- JOB
The entries below are to be written out again without alteration.
========
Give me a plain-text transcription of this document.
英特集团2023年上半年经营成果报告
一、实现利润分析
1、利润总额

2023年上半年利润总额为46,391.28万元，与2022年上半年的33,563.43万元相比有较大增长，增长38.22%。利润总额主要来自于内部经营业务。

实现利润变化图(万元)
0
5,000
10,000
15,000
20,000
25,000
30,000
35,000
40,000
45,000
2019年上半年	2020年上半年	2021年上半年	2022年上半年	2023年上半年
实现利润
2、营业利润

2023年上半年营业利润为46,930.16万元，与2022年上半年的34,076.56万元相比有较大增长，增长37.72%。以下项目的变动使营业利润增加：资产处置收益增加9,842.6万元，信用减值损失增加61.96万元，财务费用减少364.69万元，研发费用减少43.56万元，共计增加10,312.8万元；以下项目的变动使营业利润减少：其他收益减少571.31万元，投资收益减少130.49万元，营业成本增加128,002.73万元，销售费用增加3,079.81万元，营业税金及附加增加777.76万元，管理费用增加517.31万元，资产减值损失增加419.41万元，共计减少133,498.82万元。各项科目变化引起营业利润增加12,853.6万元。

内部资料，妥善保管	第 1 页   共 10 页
========
- RESPONSE TO THIS TASK
Give me a plain-text transcription of this document.
英特集团2023年上半年经营成果报告
一、实现利润分析
1、利润总额

2023年上半年利润总额为46,391.28万元，与2022年上半年的33,563.43万元相比有较大增长，增长38.22%。利润总额主要来自于内部经营业务。

实现利润变化图(万元)
0
5,000
10,000
15,000
20,000
25,000
30,000
35,000
40,000
45,000
2019年上半年	2020年上半年	2021年上半年	2022年上半年	2023年上半年
实现利润
2、营业利润

2023年上半年营业利润为46,930.16万元，与2022年上半年的34,076.56万元相比有较大增长，增长37.72%。以下项目的变动使营业利润增加：资产处置收益增加9,842.6万元，信用减值损失增加61.96万元，财务费用减少364.69万元，研发费用减少43.56万元，共计增加10,312.8万元；以下项目的变动使营业利润减少：其他收益减少571.31万元，投资收益减少130.49万元，营业成本增加128,002.73万元，销售费用增加3,079.81万元，营业税金及附加增加777.76万元，管理费用增加517.31万元，资产减值损失增加419.41万元，共计减少133,498.82万元。各项科目变化引起营业利润增加12,853.6万元。

内部资料，妥善保管	第 1 页   共 10 页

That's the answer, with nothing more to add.